[Records from a data source]
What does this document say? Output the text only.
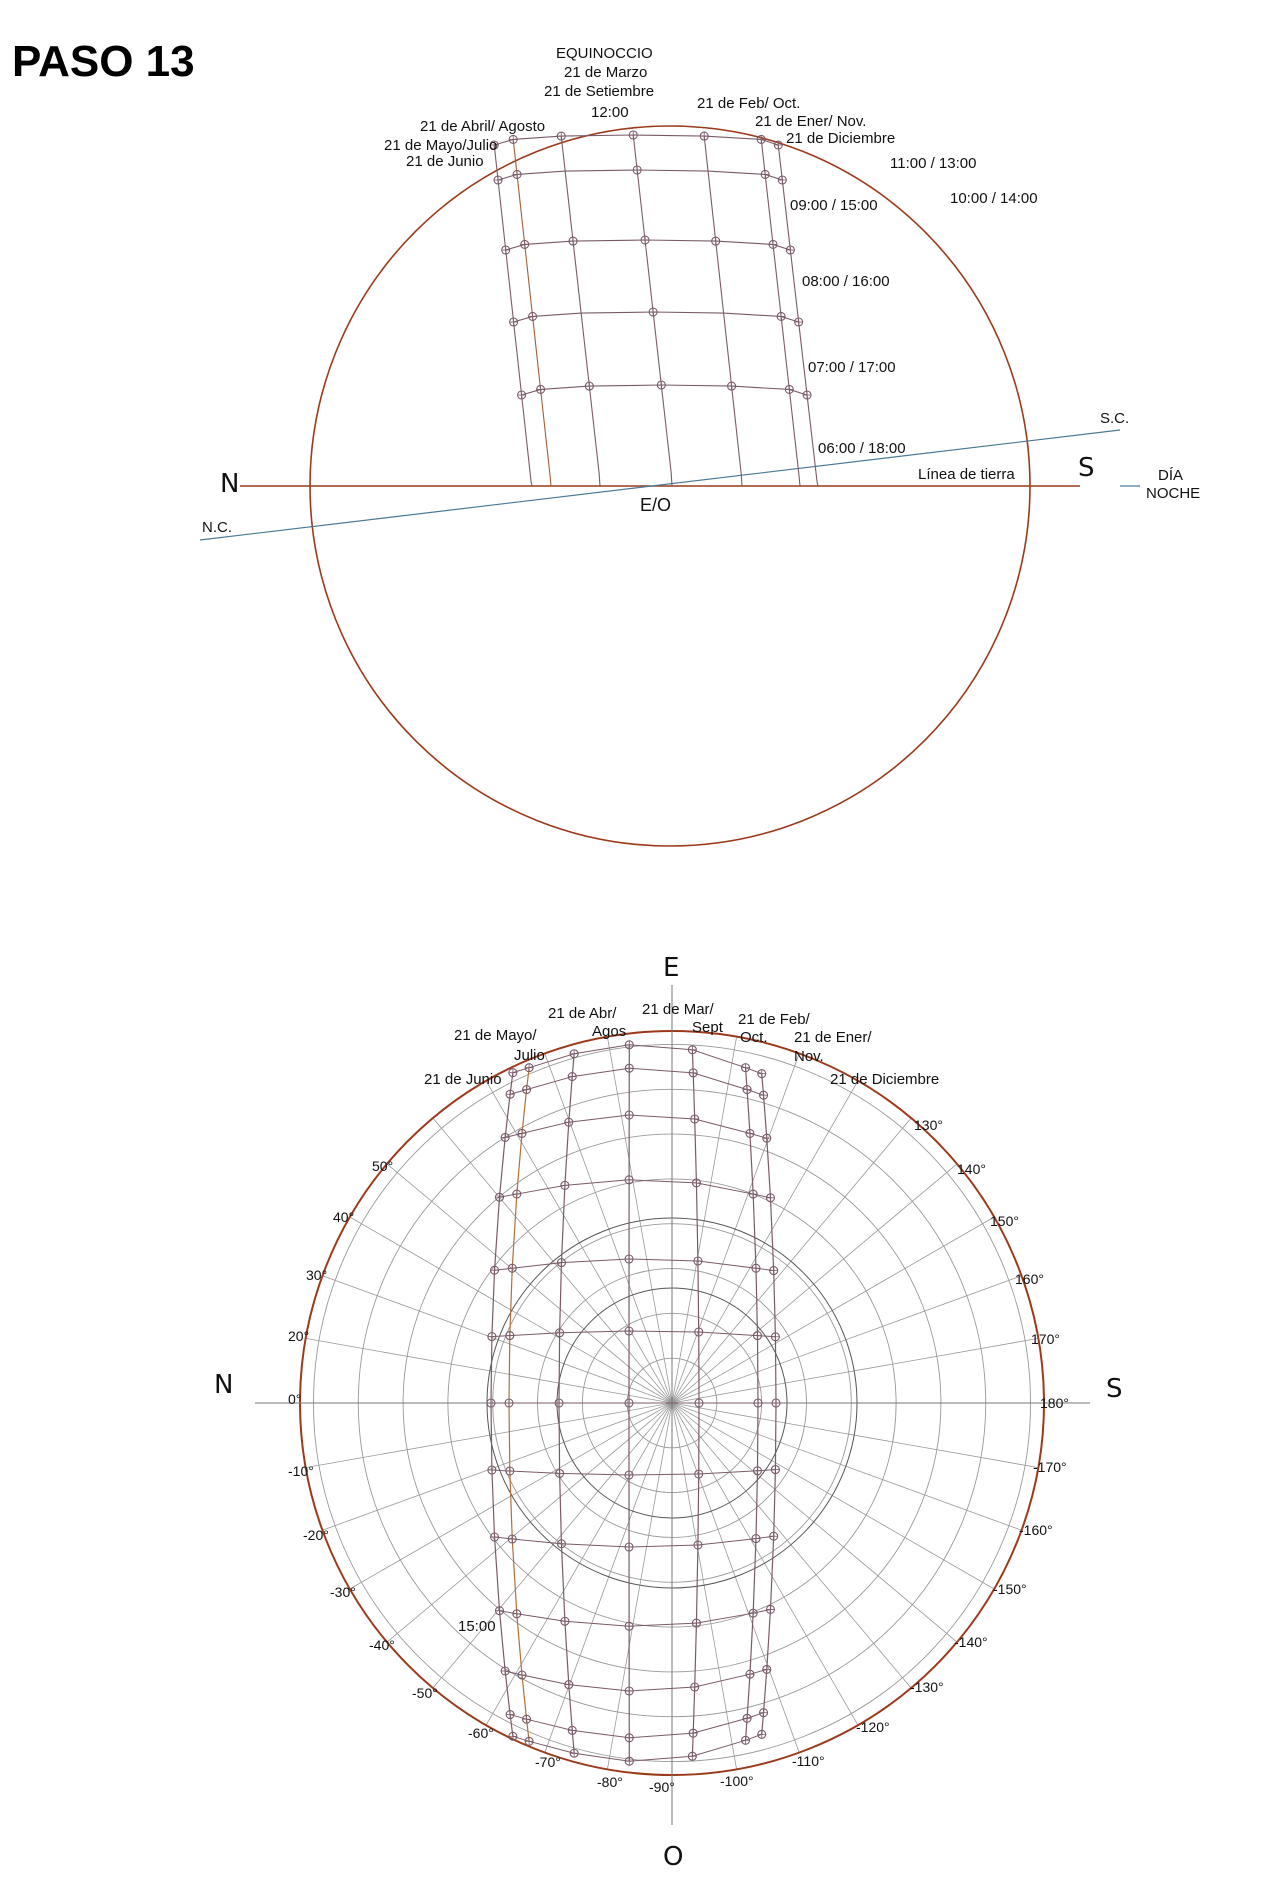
PASO 13
N
S
Línea de tierra
S.C.
N.C.
E/O
DÍA
NOCHE
EQUINOCCIO
21 de Marzo
21 de Setiembre
12:00
21 de Abril/ Agosto
21 de Mayo/Julio
21 de Junio
21 de Feb/ Oct.
21 de Ener/ Nov.
21 de Diciembre
11:00 / 13:00
10:00 / 14:00
09:00 / 15:00
08:00 / 16:00
07:00 / 17:00
06:00 / 18:00
E
O
N	S
21 de Junio
21 de Mayo/
Julio
21 de Abr/
Agos
21 de Mar/
Sept 21 de Feb/
Oct. 21 de Ener/
Nov.
21 de Diciembre
15:00
50°
40°
30°
20°
0°
-10°
-20°
-30°
-40°
-50°
-60°
130°
140°
150°
160°
170°
180°
-170°
-160°
-150°
-140°
-130°
-120°
-110°
-70°
-80° -90°	-100°
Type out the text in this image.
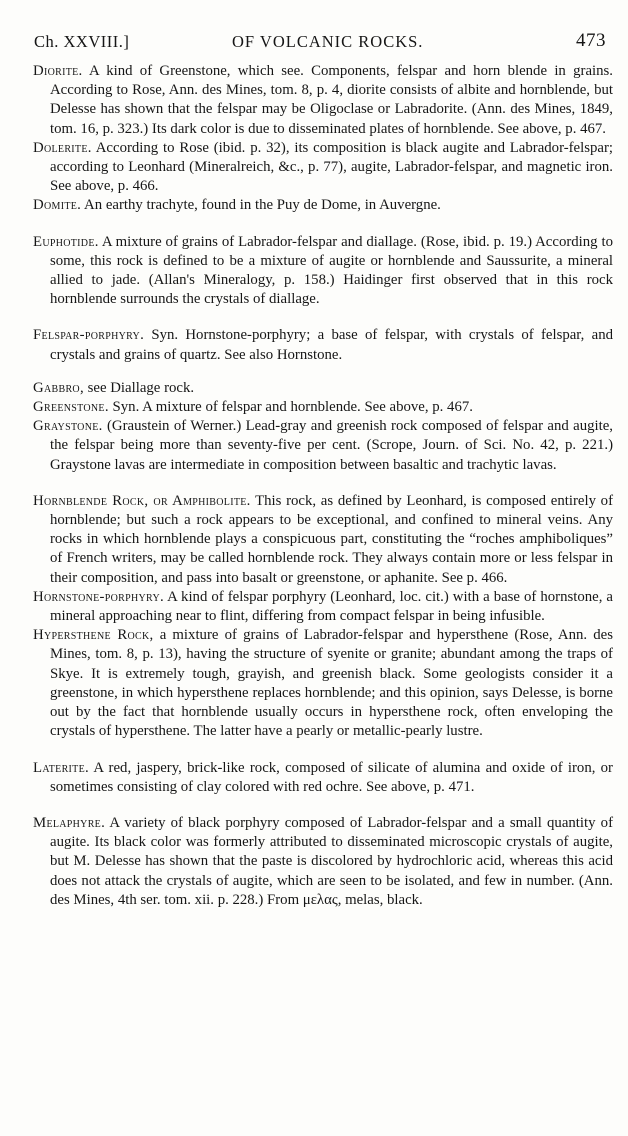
Ch. XXVIII.]	OF VOLCANIC ROCKS.	473

Diorite. A kind of Greenstone, which see. Components, felspar and horn blende in grains. According to Rose, Ann. des Mines, tom. 8, p. 4, diorite consists of albite and hornblende, but Delesse has shown that the felspar may be Oligoclase or Labradorite. (Ann. des Mines, 1849, tom. 16, p. 323.) Its dark color is due to disseminated plates of hornblende. See above, p. 467.

Dolerite. According to Rose (ibid. p. 32), its composition is black augite and Labrador-felspar; according to Leonhard (Mineralreich, &c., p. 77), augite, Labrador-felspar, and magnetic iron. See above, p. 466.

Domite. An earthy trachyte, found in the Puy de Dome, in Auvergne.

Euphotide. A mixture of grains of Labrador-felspar and diallage. (Rose, ibid. p. 19.) According to some, this rock is defined to be a mixture of augite or hornblende and Saussurite, a mineral allied to jade. (Allan's Mineralogy, p. 158.) Haidinger first observed that in this rock hornblende surrounds the crystals of diallage.

Felspar-porphyry. Syn. Hornstone-porphyry; a base of felspar, with crystals of felspar, and crystals and grains of quartz. See also Hornstone.

Gabbro, see Diallage rock.

Greenstone. Syn. A mixture of felspar and hornblende. See above, p. 467.

Graystone. (Graustein of Werner.) Lead-gray and greenish rock composed of felspar and augite, the felspar being more than seventy-five per cent. (Scrope, Journ. of Sci. No. 42, p. 221.) Graystone lavas are intermediate in composition between basaltic and trachytic lavas.

Hornblende Rock, or Amphibolite. This rock, as defined by Leonhard, is composed entirely of hornblende; but such a rock appears to be exceptional, and confined to mineral veins. Any rocks in which hornblende plays a conspicuous part, constituting the “roches amphiboliques” of French writers, may be called hornblende rock. They always contain more or less felspar in their composition, and pass into basalt or greenstone, or aphanite. See p. 466.

Hornstone-porphyry. A kind of felspar porphyry (Leonhard, loc. cit.) with a base of hornstone, a mineral approaching near to flint, differing from compact felspar in being infusible.

Hypersthene Rock, a mixture of grains of Labrador-felspar and hypersthene (Rose, Ann. des Mines, tom. 8, p. 13), having the structure of syenite or granite; abundant among the traps of Skye. It is extremely tough, grayish, and greenish black. Some geologists consider it a greenstone, in which hypersthene replaces hornblende; and this opinion, says Delesse, is borne out by the fact that hornblende usually occurs in hypersthene rock, often enveloping the crystals of hypersthene. The latter have a pearly or metallic-pearly lustre.

Laterite. A red, jaspery, brick-like rock, composed of silicate of alumina and oxide of iron, or sometimes consisting of clay colored with red ochre. See above, p. 471.

Melaphyre. A variety of black porphyry composed of Labrador-felspar and a small quantity of augite. Its black color was formerly attributed to disseminated microscopic crystals of augite, but M. Delesse has shown that the paste is discolored by hydrochloric acid, whereas this acid does not attack the crystals of augite, which are seen to be isolated, and few in number. (Ann. des Mines, 4th ser. tom. xii. p. 228.) From μελας, melas, black.
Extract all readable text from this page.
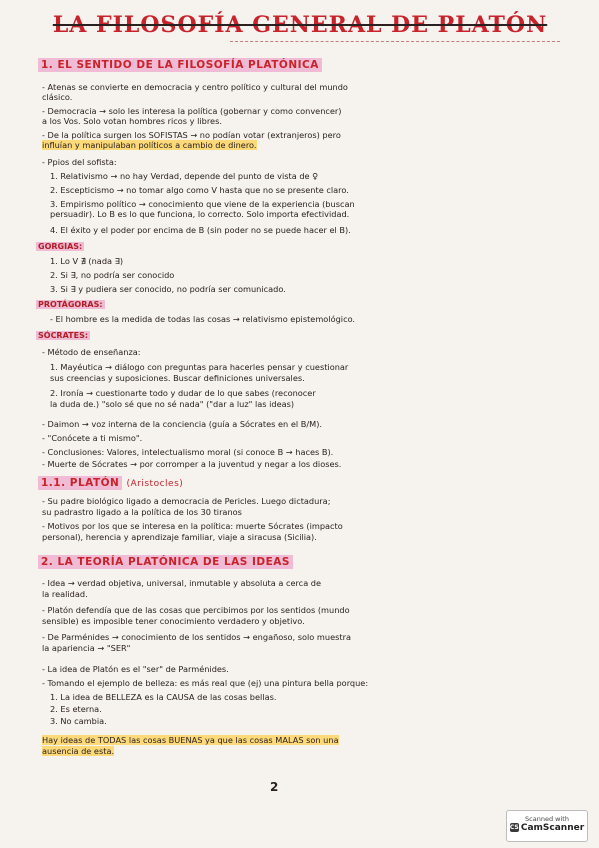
LA FILOSOFÍA GENERAL DE PLATÓN
1. EL SENTIDO DE LA FILOSOFÍA PLATÓNICA
- Atenas se convierte en democracia y centro político y cultural del mundo
clásico.
- Democracia → solo les interesa la política (gobernar y como convencer)
a los Vos. Solo votan hombres ricos y libres.
- De la política surgen los SOFISTAS → no podían votar (extranjeros) pero
influían y manipulaban políticos a cambio de dinero.
- Ppios del sofista:
1. Relativismo → no hay Verdad, depende del punto de vista de ♀
2. Escepticismo → no tomar algo como V hasta que no se presente claro.
3. Empirismo político → conocimiento que viene de la experiencia (buscan
persuadir). Lo B es lo que funciona, lo correcto. Solo importa efectividad.
4. El éxito y el poder por encima de B (sin poder no se puede hacer el B).
GORGIAS:
1. Lo V ∄ (nada ∃)
2. Si ∃, no podría ser conocido
3. Si ∃ y pudiera ser conocido, no podría ser comunicado.
PROTÁGORAS:
- El hombre es la medida de todas las cosas → relativismo epistemológico.
SÓCRATES:
- Método de enseñanza:
1. Mayéutica → diálogo con preguntas para hacerles pensar y cuestionar
sus creencias y suposiciones. Buscar definiciones universales.
2. Ironía → cuestionarte todo y dudar de lo que sabes (reconocer
la duda de.) "solo sé que no sé nada" ("dar a luz" las ideas)
- Daimon → voz interna de la conciencia (guía a Sócrates en el B/M).
- "Conócete a ti mismo".
- Conclusiones: Valores, intelectualismo moral (si conoce B → haces B).
- Muerte de Sócrates → por corromper a la juventud y negar a los dioses.
1.1. PLATÓN (Aristocles)
- Su padre biológico ligado a democracia de Pericles. Luego dictadura;
su padrastro ligado a la política de los 30 tiranos
- Motivos por los que se interesa en la política: muerte Sócrates (impacto
personal), herencia y aprendizaje familiar, viaje a siracusa (Sicilia).
2. LA TEORÍA PLATÓNICA DE LAS IDEAS
- Idea → verdad objetiva, universal, inmutable y absoluta a cerca de
la realidad.
- Platón defendía que de las cosas que percibimos por los sentidos (mundo
sensible) es imposible tener conocimiento verdadero y objetivo.
- De Parménides → conocimiento de los sentidos → engañoso, solo muestra
la apariencia → "SER"
- La idea de Platón es el "ser" de Parménides.
- Tomando el ejemplo de belleza: es más real que (ej) una pintura bella porque:
1. La idea de BELLEZA es la CAUSA de las cosas bellas.
2. Es eterna.
3. No cambia.
Hay ideas de TODAS las cosas BUENAS ya que las cosas MALAS son una
ausencia de esta.
2
Scanned with
CS CamScanner
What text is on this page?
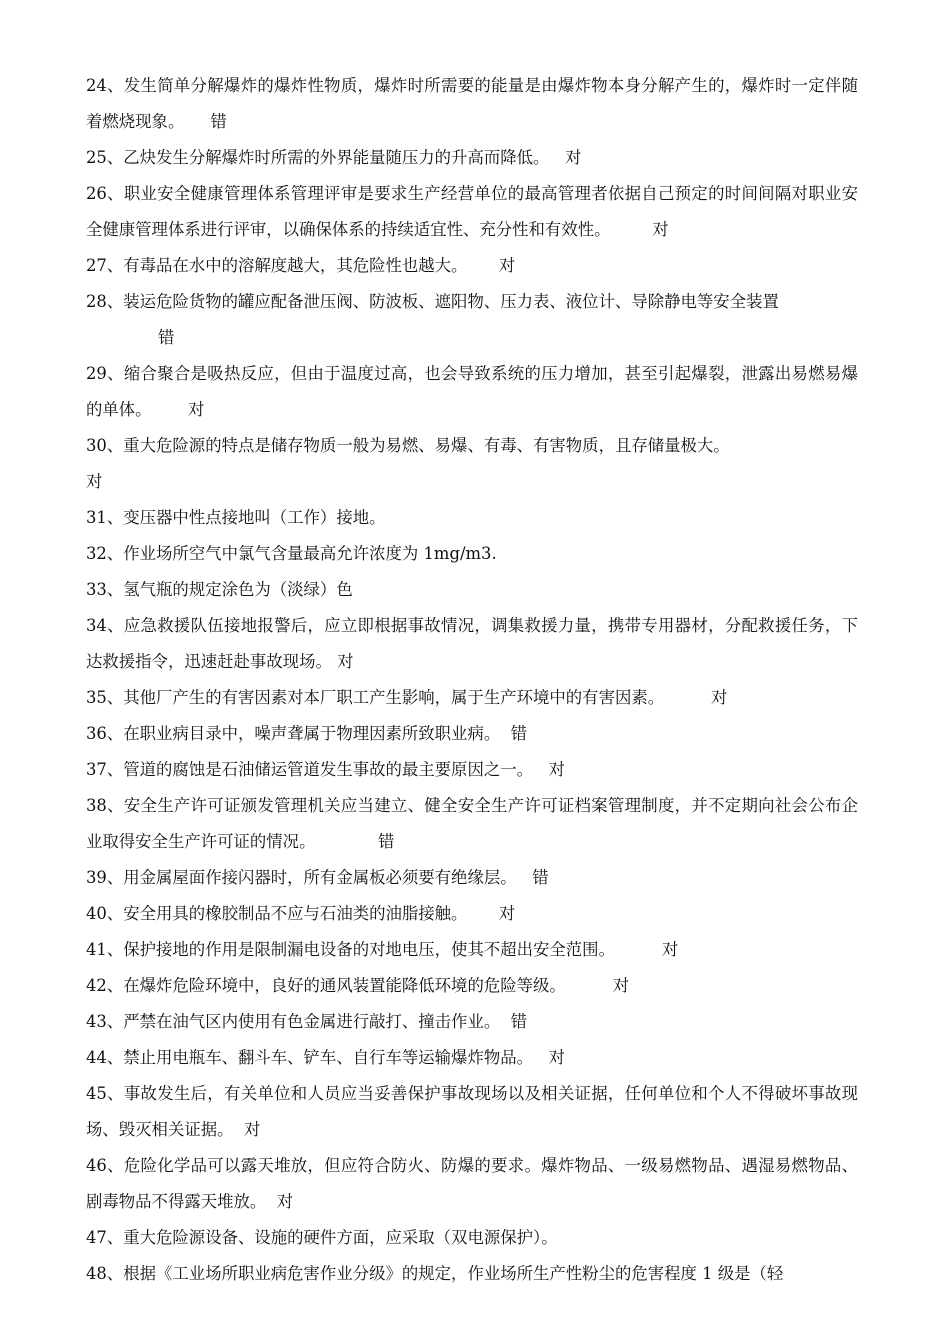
24、发生简单分解爆炸的爆炸性物质，爆炸时所需要的能量是由爆炸物本身分解产生的，爆炸时一定伴随着燃烧现象。 错

25、乙炔发生分解爆炸时所需的外界能量随压力的升高而降低。 对

26、职业安全健康管理体系管理评审是要求生产经营单位的最高管理者依据自己预定的时间间隔对职业安全健康管理体系进行评审，以确保体系的持续适宜性、充分性和有效性。	对

27、有毒品在水中的溶解度越大，其危险性也越大。 对

28、装运危险货物的罐应配备泄压阀、防波板、遮阳物、压力表、液位计、导除静电等安全装置
错

29、缩合聚合是吸热反应，但由于温度过高，也会导致系统的压力增加，甚至引起爆裂，泄露出易燃易爆的单体。 对

30、重大危险源的特点是储存物质一般为易燃、易爆、有毒、有害物质，且存储量极大。
对

31、变压器中性点接地叫（工作）接地。

32、作业场所空气中氯气含量最高允许浓度为 1mg/m3.

33、氢气瓶的规定涂色为（淡绿）色

34、应急救援队伍接地报警后，应立即根据事故情况，调集救援力量，携带专用器材，分配救援任务，下达救援指令，迅速赶赴事故现场。 对

35、其他厂产生的有害因素对本厂职工产生影响，属于生产环境中的有害因素。	对

36、在职业病目录中，噪声聋属于物理因素所致职业病。 错

37、管道的腐蚀是石油储运管道发生事故的最主要原因之一。 对

38、安全生产许可证颁发管理机关应当建立、健全安全生产许可证档案管理制度，并不定期向社会公布企业取得安全生产许可证的情况。	错

39、用金属屋面作接闪器时，所有金属板必须要有绝缘层。 错

40、安全用具的橡胶制品不应与石油类的油脂接触。 对

41、保护接地的作用是限制漏电设备的对地电压，使其不超出安全范围。	对

42、在爆炸危险环境中，良好的通风装置能降低环境的危险等级。	对

43、严禁在油气区内使用有色金属进行敲打、撞击作业。 错

44、禁止用电瓶车、翻斗车、铲车、自行车等运输爆炸物品。 对

45、事故发生后，有关单位和人员应当妥善保护事故现场以及相关证据，任何单位和个人不得破坏事故现场、毁灭相关证据。 对

46、危险化学品可以露天堆放，但应符合防火、防爆的要求。爆炸物品、一级易燃物品、遇湿易燃物品、剧毒物品不得露天堆放。 对

47、重大危险源设备、设施的硬件方面，应采取（双电源保护）。

48、根据《工业场所职业病危害作业分级》的规定，作业场所生产性粉尘的危害程度 1 级是（轻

**Required work**
Locate the word "composition" in the records and collect each line it appears in.

**Reply**
Dolerite. According to Rose (ibid. p. 32), its composition is black augite and Labrador-felspar; according to Leonhard (Mineralreich, &c., p. 77), augite, Labrador-felspar, and magnetic iron. See above, p. 466.
Graystone. (Graustein of Werner.) Lead-gray and greenish rock composed of felspar and augite, the felspar being more than seventy-five per cent. (Scrope, Journ. of Sci. No. 42, p. 221.) Graystone lavas are intermediate in composition between basaltic and trachytic lavas.
Hornblende Rock, or Amphibolite. This rock, as defined by Leonhard, is composed entirely of hornblende; but such a rock appears to be exceptional, and confined to mineral veins. Any rocks in which hornblende plays a conspicuous part, constituting the “roches amphiboliques” of French writers, may be called hornblende rock. They always contain more or less felspar in their composition, and pass into basalt or greenstone, or aphanite. See p. 466.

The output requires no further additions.